▶ **Task goal**:
Rewrite every line of the records below as a JSON list of strings, one string per line, omitting blank lines.

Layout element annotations
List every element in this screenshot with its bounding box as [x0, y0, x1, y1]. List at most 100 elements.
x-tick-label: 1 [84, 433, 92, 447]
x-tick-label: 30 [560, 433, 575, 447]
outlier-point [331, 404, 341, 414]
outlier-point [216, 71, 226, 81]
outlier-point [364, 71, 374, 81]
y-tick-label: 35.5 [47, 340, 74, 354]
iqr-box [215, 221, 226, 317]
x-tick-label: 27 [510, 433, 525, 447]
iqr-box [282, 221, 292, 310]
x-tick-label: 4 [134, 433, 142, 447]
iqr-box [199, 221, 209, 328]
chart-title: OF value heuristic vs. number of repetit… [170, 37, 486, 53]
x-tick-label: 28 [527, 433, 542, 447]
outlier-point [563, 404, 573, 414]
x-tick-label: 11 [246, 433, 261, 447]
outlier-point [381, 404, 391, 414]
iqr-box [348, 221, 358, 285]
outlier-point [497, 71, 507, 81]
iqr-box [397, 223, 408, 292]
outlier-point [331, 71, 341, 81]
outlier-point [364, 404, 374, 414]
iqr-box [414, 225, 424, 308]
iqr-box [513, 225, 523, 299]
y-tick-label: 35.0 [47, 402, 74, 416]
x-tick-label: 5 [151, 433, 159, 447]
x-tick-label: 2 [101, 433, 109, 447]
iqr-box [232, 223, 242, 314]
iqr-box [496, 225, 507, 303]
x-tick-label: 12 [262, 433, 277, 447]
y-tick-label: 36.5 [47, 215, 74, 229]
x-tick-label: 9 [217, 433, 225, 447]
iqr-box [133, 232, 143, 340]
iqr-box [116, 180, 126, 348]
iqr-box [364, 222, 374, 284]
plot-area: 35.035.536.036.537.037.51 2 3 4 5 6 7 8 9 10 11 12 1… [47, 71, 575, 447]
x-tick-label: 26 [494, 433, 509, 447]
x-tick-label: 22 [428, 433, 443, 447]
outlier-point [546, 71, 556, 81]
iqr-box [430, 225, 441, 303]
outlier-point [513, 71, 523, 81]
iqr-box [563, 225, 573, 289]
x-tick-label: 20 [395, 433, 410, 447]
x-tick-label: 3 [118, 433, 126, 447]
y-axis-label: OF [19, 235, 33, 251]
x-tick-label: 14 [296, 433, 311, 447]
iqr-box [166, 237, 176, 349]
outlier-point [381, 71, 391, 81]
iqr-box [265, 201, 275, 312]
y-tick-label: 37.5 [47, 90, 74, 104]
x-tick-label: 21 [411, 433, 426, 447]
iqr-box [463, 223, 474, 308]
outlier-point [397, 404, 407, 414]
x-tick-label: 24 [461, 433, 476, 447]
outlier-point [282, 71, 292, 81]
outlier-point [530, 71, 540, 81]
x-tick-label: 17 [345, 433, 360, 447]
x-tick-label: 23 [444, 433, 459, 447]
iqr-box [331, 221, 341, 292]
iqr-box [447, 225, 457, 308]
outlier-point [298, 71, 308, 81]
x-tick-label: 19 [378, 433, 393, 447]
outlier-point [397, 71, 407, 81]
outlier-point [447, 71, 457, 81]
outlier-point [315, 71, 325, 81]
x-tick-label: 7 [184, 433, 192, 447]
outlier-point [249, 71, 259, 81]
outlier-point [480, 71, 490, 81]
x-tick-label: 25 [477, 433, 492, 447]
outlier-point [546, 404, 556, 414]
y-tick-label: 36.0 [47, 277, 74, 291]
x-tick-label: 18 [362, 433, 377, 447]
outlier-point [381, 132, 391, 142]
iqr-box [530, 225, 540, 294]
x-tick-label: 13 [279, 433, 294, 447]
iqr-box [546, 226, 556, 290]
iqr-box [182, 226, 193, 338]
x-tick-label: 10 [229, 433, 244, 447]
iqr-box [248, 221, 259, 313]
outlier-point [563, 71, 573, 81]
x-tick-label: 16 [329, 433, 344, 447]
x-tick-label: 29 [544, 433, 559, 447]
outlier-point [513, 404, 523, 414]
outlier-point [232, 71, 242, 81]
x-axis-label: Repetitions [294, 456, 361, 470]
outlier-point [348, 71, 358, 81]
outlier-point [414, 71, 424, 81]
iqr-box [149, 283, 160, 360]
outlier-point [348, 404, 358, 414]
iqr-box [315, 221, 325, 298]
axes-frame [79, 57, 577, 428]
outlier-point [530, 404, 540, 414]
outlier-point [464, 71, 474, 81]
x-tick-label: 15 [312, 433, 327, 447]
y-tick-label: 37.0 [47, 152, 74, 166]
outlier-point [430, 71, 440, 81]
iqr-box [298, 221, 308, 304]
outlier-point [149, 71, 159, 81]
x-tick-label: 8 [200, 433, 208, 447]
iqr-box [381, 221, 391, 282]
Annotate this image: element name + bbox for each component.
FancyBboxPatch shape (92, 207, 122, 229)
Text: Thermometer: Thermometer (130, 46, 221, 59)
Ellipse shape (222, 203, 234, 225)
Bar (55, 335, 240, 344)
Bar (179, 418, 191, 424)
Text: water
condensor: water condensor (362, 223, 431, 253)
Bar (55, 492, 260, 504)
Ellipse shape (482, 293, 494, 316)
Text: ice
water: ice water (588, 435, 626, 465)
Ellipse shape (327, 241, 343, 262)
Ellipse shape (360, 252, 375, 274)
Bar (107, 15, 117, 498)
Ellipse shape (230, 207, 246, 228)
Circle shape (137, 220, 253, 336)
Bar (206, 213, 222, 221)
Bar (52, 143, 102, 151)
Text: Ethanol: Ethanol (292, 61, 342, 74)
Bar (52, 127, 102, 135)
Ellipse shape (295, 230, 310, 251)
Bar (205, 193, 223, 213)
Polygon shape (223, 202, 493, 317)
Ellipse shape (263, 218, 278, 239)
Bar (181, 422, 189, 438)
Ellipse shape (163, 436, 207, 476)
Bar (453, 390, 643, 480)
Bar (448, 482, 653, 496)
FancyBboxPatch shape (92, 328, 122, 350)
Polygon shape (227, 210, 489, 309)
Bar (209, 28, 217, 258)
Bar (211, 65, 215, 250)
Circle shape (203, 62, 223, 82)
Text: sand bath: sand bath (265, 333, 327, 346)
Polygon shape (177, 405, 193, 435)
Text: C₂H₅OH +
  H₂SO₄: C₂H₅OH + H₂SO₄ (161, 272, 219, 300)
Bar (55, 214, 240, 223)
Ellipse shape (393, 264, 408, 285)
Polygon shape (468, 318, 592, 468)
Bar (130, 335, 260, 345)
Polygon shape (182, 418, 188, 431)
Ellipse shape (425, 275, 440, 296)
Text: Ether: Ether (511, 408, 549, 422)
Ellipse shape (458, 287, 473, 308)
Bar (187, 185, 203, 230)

▶ **Full output**:
[
  "List every element in this screenshot with its bounding box as [x0, y0, x1, y1]. List at most 100 elements.",
  "x-tick-label: 1 [84, 433, 92, 447]",
  "x-tick-label: 30 [560, 433, 575, 447]",
  "outlier-point [331, 404, 341, 414]",
  "outlier-point [216, 71, 226, 81]",
  "outlier-point [364, 71, 374, 81]",
  "y-tick-label: 35.5 [47, 340, 74, 354]",
  "iqr-box [215, 221, 226, 317]",
  "x-tick-label: 27 [510, 433, 525, 447]",
  "iqr-box [282, 221, 292, 310]",
  "x-tick-label: 4 [134, 433, 142, 447]",
  "iqr-box [199, 221, 209, 328]",
  "chart-title: OF value heuristic vs. number of repetit… [170, 37, 486, 53]",
  "x-tick-label: 28 [527, 433, 542, 447]",
  "outlier-point [563, 404, 573, 414]",
  "x-tick-label: 11 [246, 433, 261, 447]",
  "outlier-point [381, 404, 391, 414]",
  "iqr-box [348, 221, 358, 285]",
  "outlier-point [497, 71, 507, 81]",
  "iqr-box [397, 223, 408, 292]",
  "outlier-point [331, 71, 341, 81]",
  "outlier-point [364, 404, 374, 414]",
  "iqr-box [414, 225, 424, 308]",
  "iqr-box [513, 225, 523, 299]",
  "y-tick-label: 35.0 [47, 402, 74, 416]",
  "x-tick-label: 5 [151, 433, 159, 447]",
  "x-tick-label: 2 [101, 433, 109, 447]",
  "iqr-box [232, 223, 242, 314]",
  "iqr-box [496, 225, 507, 303]",
  "x-tick-label: 12 [262, 433, 277, 447]",
  "y-tick-label: 36.5 [47, 215, 74, 229]",
  "x-tick-label: 9 [217, 433, 225, 447]",
  "iqr-box [133, 232, 143, 340]",
  "iqr-box [116, 180, 126, 348]",
  "iqr-box [364, 222, 374, 284]",
  "plot-area: 35.035.536.036.537.037.51 2 3 4 5 6 7 8 9 10 11 12 1… [47, 71, 575, 447]",
  "x-tick-label: 26 [494, 433, 509, 447]",
  "x-tick-label: 22 [428, 433, 443, 447]",
  "outlier-point [546, 71, 556, 81]",
  "iqr-box [430, 225, 441, 303]",
  "outlier-point [513, 71, 523, 81]",
  "iqr-box [563, 225, 573, 289]",
  "x-tick-label: 20 [395, 433, 410, 447]",
  "x-tick-label: 3 [118, 433, 126, 447]",
  "y-axis-label: OF [19, 235, 33, 251]",
  "x-tick-label: 14 [296, 433, 311, 447]",
  "iqr-box [166, 237, 176, 349]",
  "outlier-point [381, 71, 391, 81]",
  "iqr-box [265, 201, 275, 312]",
  "y-tick-label: 37.5 [47, 90, 74, 104]",
  "x-tick-label: 21 [411, 433, 426, 447]",
  "iqr-box [463, 223, 474, 308]",
  "outlier-point [397, 404, 407, 414]",
  "x-tick-label: 24 [461, 433, 476, 447]",
  "outlier-point [282, 71, 292, 81]",
  "outlier-point [530, 71, 540, 81]",
  "x-tick-label: 17 [345, 433, 360, 447]",
  "x-tick-label: 23 [444, 433, 459, 447]",
  "iqr-box [331, 221, 341, 292]",
  "iqr-box [447, 225, 457, 308]",
  "outlier-point [298, 71, 308, 81]",
  "x-tick-label: 19 [378, 433, 393, 447]",
  "outlier-point [397, 71, 407, 81]",
  "outlier-point [447, 71, 457, 81]",
  "outlier-point [315, 71, 325, 81]",
  "x-tick-label: 7 [184, 433, 192, 447]",
  "outlier-point [249, 71, 259, 81]",
  "outlier-point [480, 71, 490, 81]",
  "x-tick-label: 25 [477, 433, 492, 447]",
  "outlier-point [546, 404, 556, 414]",
  "y-tick-label: 36.0 [47, 277, 74, 291]",
  "x-tick-label: 18 [362, 433, 377, 447]",
  "outlier-point [381, 132, 391, 142]",
  "iqr-box [530, 225, 540, 294]",
  "x-tick-label: 13 [279, 433, 294, 447]",
  "iqr-box [546, 226, 556, 290]",
  "iqr-box [182, 226, 193, 338]",
  "x-tick-label: 10 [229, 433, 244, 447]",
  "iqr-box [248, 221, 259, 313]",
  "outlier-point [563, 71, 573, 81]",
  "x-tick-label: 16 [329, 433, 344, 447]",
  "x-tick-label: 29 [544, 433, 559, 447]",
  "outlier-point [513, 404, 523, 414]",
  "outlier-point [232, 71, 242, 81]",
  "x-axis-label: Repetitions [294, 456, 361, 470]",
  "outlier-point [348, 71, 358, 81]",
  "outlier-point [414, 71, 424, 81]",
  "iqr-box [149, 283, 160, 360]",
  "outlier-point [348, 404, 358, 414]",
  "iqr-box [315, 221, 325, 298]",
  "axes-frame [79, 57, 577, 428]",
  "outlier-point [530, 404, 540, 414]",
  "outlier-point [464, 71, 474, 81]",
  "x-tick-label: 15 [312, 433, 327, 447]",
  "y-tick-label: 37.0 [47, 152, 74, 166]",
  "outlier-point [430, 71, 440, 81]",
  "iqr-box [298, 221, 308, 304]",
  "outlier-point [149, 71, 159, 81]",
  "x-tick-label: 8 [200, 433, 208, 447]",
  "iqr-box [381, 221, 391, 282]",
  "Annotate this image: element name + bbox for each component.",
  "FancyBboxPatch shape (92, 207, 122, 229)",
  "Text: Thermometer: Thermometer (130, 46, 221, 59)",
  "Ellipse shape (222, 203, 234, 225)",
  "Bar (55, 335, 240, 344)",
  "Bar (179, 418, 191, 424)",
  "Text: water",
  "condensor: water condensor (362, 223, 431, 253)",
  "Bar (55, 492, 260, 504)",
  "Ellipse shape (482, 293, 494, 316)",
  "Text: ice",
  "water: ice water (588, 435, 626, 465)",
  "Ellipse shape (327, 241, 343, 262)",
  "Ellipse shape (360, 252, 375, 274)",
  "Bar (107, 15, 117, 498)",
  "Ellipse shape (230, 207, 246, 228)",
  "Circle shape (137, 220, 253, 336)",
  "Bar (206, 213, 222, 221)",
  "Bar (52, 143, 102, 151)",
  "Text: Ethanol: Ethanol (292, 61, 342, 74)",
  "Bar (52, 127, 102, 135)",
  "Ellipse shape (295, 230, 310, 251)",
  "Bar (205, 193, 223, 213)",
  "Polygon shape (223, 202, 493, 317)",
  "Ellipse shape (263, 218, 278, 239)",
  "Bar (181, 422, 189, 438)",
  "Ellipse shape (163, 436, 207, 476)",
  "Bar (453, 390, 643, 480)",
  "Bar (448, 482, 653, 496)",
  "FancyBboxPatch shape (92, 328, 122, 350)",
  "Polygon shape (227, 210, 489, 309)",
  "Bar (209, 28, 217, 258)",
  "Bar (211, 65, 215, 250)",
  "Circle shape (203, 62, 223, 82)",
  "Text: sand bath: sand bath (265, 333, 327, 346)",
  "Polygon shape (177, 405, 193, 435)",
  "Text: C₂H₅OH +",
  "  H₂SO₄: C₂H₅OH + H₂SO₄ (161, 272, 219, 300)",
  "Bar (55, 214, 240, 223)",
  "Ellipse shape (393, 264, 408, 285)",
  "Polygon shape (468, 318, 592, 468)",
  "Bar (130, 335, 260, 345)",
  "Polygon shape (182, 418, 188, 431)",
  "Ellipse shape (425, 275, 440, 296)",
  "Text: Ether: Ether (511, 408, 549, 422)",
  "Ellipse shape (458, 287, 473, 308)",
  "Bar (187, 185, 203, 230)"
]